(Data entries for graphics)
------------------------------------------------------------------------

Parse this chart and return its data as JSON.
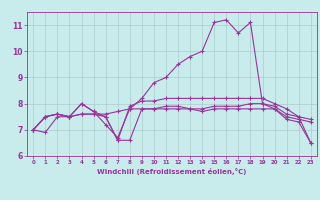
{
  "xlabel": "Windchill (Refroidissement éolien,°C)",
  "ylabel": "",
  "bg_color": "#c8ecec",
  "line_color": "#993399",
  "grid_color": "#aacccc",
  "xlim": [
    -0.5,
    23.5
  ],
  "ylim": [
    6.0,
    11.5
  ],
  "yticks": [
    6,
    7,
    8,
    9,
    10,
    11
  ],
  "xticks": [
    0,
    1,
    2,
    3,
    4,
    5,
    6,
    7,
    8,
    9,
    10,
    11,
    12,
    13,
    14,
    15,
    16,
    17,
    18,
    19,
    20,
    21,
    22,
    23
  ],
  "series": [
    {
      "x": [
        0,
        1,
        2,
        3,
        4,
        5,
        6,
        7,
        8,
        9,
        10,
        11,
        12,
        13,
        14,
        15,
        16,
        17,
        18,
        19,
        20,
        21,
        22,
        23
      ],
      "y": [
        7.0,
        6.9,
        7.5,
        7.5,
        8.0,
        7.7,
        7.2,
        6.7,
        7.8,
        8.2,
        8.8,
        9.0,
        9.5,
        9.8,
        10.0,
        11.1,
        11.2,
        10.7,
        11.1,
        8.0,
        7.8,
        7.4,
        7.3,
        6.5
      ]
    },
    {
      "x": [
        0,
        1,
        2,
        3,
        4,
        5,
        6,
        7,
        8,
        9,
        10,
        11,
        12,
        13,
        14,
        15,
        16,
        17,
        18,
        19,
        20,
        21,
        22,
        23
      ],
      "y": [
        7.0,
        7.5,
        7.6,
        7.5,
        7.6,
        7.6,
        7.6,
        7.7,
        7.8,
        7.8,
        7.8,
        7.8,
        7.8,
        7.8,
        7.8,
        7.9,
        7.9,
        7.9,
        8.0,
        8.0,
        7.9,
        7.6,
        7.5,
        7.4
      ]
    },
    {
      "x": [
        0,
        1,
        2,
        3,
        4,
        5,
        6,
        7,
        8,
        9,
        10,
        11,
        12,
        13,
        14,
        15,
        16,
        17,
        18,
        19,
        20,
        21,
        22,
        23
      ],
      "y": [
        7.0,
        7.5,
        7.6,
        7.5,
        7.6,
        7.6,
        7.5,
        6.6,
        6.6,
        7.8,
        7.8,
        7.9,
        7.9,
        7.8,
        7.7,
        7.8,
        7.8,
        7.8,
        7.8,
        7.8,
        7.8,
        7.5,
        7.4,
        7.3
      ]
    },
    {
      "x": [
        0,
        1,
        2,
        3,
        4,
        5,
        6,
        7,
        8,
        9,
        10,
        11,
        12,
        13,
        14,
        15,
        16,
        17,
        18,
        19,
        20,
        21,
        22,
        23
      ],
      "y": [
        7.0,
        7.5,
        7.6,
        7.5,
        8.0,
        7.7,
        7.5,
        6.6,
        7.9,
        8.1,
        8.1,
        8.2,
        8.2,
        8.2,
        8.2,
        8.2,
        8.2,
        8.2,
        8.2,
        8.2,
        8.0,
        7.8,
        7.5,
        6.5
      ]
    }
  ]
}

------------------------------------------------------------------------

Output every entry verbatim. Pictures do not belong in the copy.

■ **Reply to the task**:
Parse this chart and return its data as JSON.
{
  "xlabel": "Windchill (Refroidissement éolien,°C)",
  "ylabel": "",
  "bg_color": "#c8ecec",
  "line_color": "#993399",
  "grid_color": "#aacccc",
  "xlim": [
    -0.5,
    23.5
  ],
  "ylim": [
    6.0,
    11.5
  ],
  "yticks": [
    6,
    7,
    8,
    9,
    10,
    11
  ],
  "xticks": [
    0,
    1,
    2,
    3,
    4,
    5,
    6,
    7,
    8,
    9,
    10,
    11,
    12,
    13,
    14,
    15,
    16,
    17,
    18,
    19,
    20,
    21,
    22,
    23
  ],
  "series": [
    {
      "x": [
        0,
        1,
        2,
        3,
        4,
        5,
        6,
        7,
        8,
        9,
        10,
        11,
        12,
        13,
        14,
        15,
        16,
        17,
        18,
        19,
        20,
        21,
        22,
        23
      ],
      "y": [
        7.0,
        6.9,
        7.5,
        7.5,
        8.0,
        7.7,
        7.2,
        6.7,
        7.8,
        8.2,
        8.8,
        9.0,
        9.5,
        9.8,
        10.0,
        11.1,
        11.2,
        10.7,
        11.1,
        8.0,
        7.8,
        7.4,
        7.3,
        6.5
      ]
    },
    {
      "x": [
        0,
        1,
        2,
        3,
        4,
        5,
        6,
        7,
        8,
        9,
        10,
        11,
        12,
        13,
        14,
        15,
        16,
        17,
        18,
        19,
        20,
        21,
        22,
        23
      ],
      "y": [
        7.0,
        7.5,
        7.6,
        7.5,
        7.6,
        7.6,
        7.6,
        7.7,
        7.8,
        7.8,
        7.8,
        7.8,
        7.8,
        7.8,
        7.8,
        7.9,
        7.9,
        7.9,
        8.0,
        8.0,
        7.9,
        7.6,
        7.5,
        7.4
      ]
    },
    {
      "x": [
        0,
        1,
        2,
        3,
        4,
        5,
        6,
        7,
        8,
        9,
        10,
        11,
        12,
        13,
        14,
        15,
        16,
        17,
        18,
        19,
        20,
        21,
        22,
        23
      ],
      "y": [
        7.0,
        7.5,
        7.6,
        7.5,
        7.6,
        7.6,
        7.5,
        6.6,
        6.6,
        7.8,
        7.8,
        7.9,
        7.9,
        7.8,
        7.7,
        7.8,
        7.8,
        7.8,
        7.8,
        7.8,
        7.8,
        7.5,
        7.4,
        7.3
      ]
    },
    {
      "x": [
        0,
        1,
        2,
        3,
        4,
        5,
        6,
        7,
        8,
        9,
        10,
        11,
        12,
        13,
        14,
        15,
        16,
        17,
        18,
        19,
        20,
        21,
        22,
        23
      ],
      "y": [
        7.0,
        7.5,
        7.6,
        7.5,
        8.0,
        7.7,
        7.5,
        6.6,
        7.9,
        8.1,
        8.1,
        8.2,
        8.2,
        8.2,
        8.2,
        8.2,
        8.2,
        8.2,
        8.2,
        8.2,
        8.0,
        7.8,
        7.5,
        6.5
      ]
    }
  ]
}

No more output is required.